─── Material ───
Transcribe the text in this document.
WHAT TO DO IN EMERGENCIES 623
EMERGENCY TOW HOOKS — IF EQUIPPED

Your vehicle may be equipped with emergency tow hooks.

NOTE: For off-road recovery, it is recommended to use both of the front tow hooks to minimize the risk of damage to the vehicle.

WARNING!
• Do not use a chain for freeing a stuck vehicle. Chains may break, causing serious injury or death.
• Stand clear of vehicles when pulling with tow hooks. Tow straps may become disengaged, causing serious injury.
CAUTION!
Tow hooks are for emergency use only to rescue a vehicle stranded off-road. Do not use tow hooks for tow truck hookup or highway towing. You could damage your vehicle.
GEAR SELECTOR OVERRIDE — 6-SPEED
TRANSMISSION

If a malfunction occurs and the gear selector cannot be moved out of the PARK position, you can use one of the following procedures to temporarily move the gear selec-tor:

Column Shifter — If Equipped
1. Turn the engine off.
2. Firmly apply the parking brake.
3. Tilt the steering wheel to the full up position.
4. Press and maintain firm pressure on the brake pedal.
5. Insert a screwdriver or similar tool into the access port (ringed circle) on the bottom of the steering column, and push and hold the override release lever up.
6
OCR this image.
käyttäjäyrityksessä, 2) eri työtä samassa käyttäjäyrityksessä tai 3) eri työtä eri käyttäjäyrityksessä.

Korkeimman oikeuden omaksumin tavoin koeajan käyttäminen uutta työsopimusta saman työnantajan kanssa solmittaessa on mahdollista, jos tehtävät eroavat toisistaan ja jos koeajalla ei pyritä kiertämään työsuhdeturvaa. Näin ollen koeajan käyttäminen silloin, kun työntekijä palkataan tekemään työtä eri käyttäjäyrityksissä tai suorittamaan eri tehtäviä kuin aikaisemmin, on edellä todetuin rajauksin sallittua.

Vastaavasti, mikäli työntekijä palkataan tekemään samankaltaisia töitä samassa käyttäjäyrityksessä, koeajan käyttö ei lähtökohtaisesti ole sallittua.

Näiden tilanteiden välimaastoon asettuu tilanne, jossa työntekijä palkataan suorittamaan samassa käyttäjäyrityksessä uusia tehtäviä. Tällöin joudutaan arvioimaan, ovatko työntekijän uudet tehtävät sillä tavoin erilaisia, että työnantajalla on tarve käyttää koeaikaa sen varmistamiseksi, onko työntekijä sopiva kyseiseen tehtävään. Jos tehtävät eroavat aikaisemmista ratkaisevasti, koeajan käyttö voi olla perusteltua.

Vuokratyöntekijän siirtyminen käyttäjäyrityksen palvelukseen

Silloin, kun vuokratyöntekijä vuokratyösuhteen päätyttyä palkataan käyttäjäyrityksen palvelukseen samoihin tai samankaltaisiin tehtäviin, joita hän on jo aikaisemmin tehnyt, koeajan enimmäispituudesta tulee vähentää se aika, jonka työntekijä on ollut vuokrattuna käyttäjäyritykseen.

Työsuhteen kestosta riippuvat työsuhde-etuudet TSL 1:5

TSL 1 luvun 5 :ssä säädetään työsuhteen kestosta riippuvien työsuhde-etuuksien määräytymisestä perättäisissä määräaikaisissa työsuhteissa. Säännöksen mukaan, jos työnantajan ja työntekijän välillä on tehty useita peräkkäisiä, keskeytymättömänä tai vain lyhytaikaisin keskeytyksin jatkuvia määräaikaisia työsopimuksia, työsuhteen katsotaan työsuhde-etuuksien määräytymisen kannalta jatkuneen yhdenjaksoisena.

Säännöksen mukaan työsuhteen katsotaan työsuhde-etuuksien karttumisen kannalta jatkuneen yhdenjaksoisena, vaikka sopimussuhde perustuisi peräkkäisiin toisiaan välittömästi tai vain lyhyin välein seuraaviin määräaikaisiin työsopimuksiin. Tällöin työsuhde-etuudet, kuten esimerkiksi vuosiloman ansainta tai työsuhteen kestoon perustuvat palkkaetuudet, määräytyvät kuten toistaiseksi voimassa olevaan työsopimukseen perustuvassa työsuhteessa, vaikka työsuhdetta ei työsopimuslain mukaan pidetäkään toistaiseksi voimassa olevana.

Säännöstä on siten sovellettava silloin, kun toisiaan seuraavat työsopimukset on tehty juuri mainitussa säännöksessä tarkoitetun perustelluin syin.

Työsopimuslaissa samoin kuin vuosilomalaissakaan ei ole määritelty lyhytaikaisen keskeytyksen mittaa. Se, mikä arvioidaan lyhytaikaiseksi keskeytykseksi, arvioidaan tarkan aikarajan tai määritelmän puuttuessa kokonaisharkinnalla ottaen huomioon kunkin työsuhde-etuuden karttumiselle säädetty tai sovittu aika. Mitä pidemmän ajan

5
───
Reproduce the full listing word for word.

### Response to the task
Transcribe the text in this document.
WHAT TO DO IN EMERGENCIES 623
EMERGENCY TOW HOOKS — IF EQUIPPED

Your vehicle may be equipped with emergency tow hooks.

NOTE: For off-road recovery, it is recommended to use both of the front tow hooks to minimize the risk of damage to the vehicle.

WARNING!
• Do not use a chain for freeing a stuck vehicle. Chains may break, causing serious injury or death.
• Stand clear of vehicles when pulling with tow hooks. Tow straps may become disengaged, causing serious injury.
CAUTION!
Tow hooks are for emergency use only to rescue a vehicle stranded off-road. Do not use tow hooks for tow truck hookup or highway towing. You could damage your vehicle.
GEAR SELECTOR OVERRIDE — 6-SPEED
TRANSMISSION

If a malfunction occurs and the gear selector cannot be moved out of the PARK position, you can use one of the following procedures to temporarily move the gear selec-tor:

Column Shifter — If Equipped
1. Turn the engine off.
2. Firmly apply the parking brake.
3. Tilt the steering wheel to the full up position.
4. Press and maintain firm pressure on the brake pedal.
5. Insert a screwdriver or similar tool into the access port (ringed circle) on the bottom of the steering column, and push and hold the override release lever up.
6
OCR this image.
käyttäjäyrityksessä, 2) eri työtä samassa käyttäjäyrityksessä tai 3) eri työtä eri käyttäjäyrityksessä.

Korkeimman oikeuden omaksumin tavoin koeajan käyttäminen uutta työsopimusta saman työnantajan kanssa solmittaessa on mahdollista, jos tehtävät eroavat toisistaan ja jos koeajalla ei pyritä kiertämään työsuhdeturvaa. Näin ollen koeajan käyttäminen silloin, kun työntekijä palkataan tekemään työtä eri käyttäjäyrityksissä tai suorittamaan eri tehtäviä kuin aikaisemmin, on edellä todetuin rajauksin sallittua.

Vastaavasti, mikäli työntekijä palkataan tekemään samankaltaisia töitä samassa käyttäjäyrityksessä, koeajan käyttö ei lähtökohtaisesti ole sallittua.

Näiden tilanteiden välimaastoon asettuu tilanne, jossa työntekijä palkataan suorittamaan samassa käyttäjäyrityksessä uusia tehtäviä. Tällöin joudutaan arvioimaan, ovatko työntekijän uudet tehtävät sillä tavoin erilaisia, että työnantajalla on tarve käyttää koeaikaa sen varmistamiseksi, onko työntekijä sopiva kyseiseen tehtävään. Jos tehtävät eroavat aikaisemmista ratkaisevasti, koeajan käyttö voi olla perusteltua.

Vuokratyöntekijän siirtyminen käyttäjäyrityksen palvelukseen

Silloin, kun vuokratyöntekijä vuokratyösuhteen päätyttyä palkataan käyttäjäyrityksen palvelukseen samoihin tai samankaltaisiin tehtäviin, joita hän on jo aikaisemmin tehnyt, koeajan enimmäispituudesta tulee vähentää se aika, jonka työntekijä on ollut vuokrattuna käyttäjäyritykseen.

Työsuhteen kestosta riippuvat työsuhde-etuudet TSL 1:5

TSL 1 luvun 5 :ssä säädetään työsuhteen kestosta riippuvien työsuhde-etuuksien määräytymisestä perättäisissä määräaikaisissa työsuhteissa. Säännöksen mukaan, jos työnantajan ja työntekijän välillä on tehty useita peräkkäisiä, keskeytymättömänä tai vain lyhytaikaisin keskeytyksin jatkuvia määräaikaisia työsopimuksia, työsuhteen katsotaan työsuhde-etuuksien määräytymisen kannalta jatkuneen yhdenjaksoisena.

Säännöksen mukaan työsuhteen katsotaan työsuhde-etuuksien karttumisen kannalta jatkuneen yhdenjaksoisena, vaikka sopimussuhde perustuisi peräkkäisiin toisiaan välittömästi tai vain lyhyin välein seuraaviin määräaikaisiin työsopimuksiin. Tällöin työsuhde-etuudet, kuten esimerkiksi vuosiloman ansainta tai työsuhteen kestoon perustuvat palkkaetuudet, määräytyvät kuten toistaiseksi voimassa olevaan työsopimukseen perustuvassa työsuhteessa, vaikka työsuhdetta ei työsopimuslain mukaan pidetäkään toistaiseksi voimassa olevana.

Säännöstä on siten sovellettava silloin, kun toisiaan seuraavat työsopimukset on tehty juuri mainitussa säännöksessä tarkoitetun perustelluin syin.

Työsopimuslaissa samoin kuin vuosilomalaissakaan ei ole määritelty lyhytaikaisen keskeytyksen mittaa. Se, mikä arvioidaan lyhytaikaiseksi keskeytykseksi, arvioidaan tarkan aikarajan tai määritelmän puuttuessa kokonaisharkinnalla ottaen huomioon kunkin työsuhde-etuuden karttumiselle säädetty tai sovittu aika. Mitä pidemmän ajan

5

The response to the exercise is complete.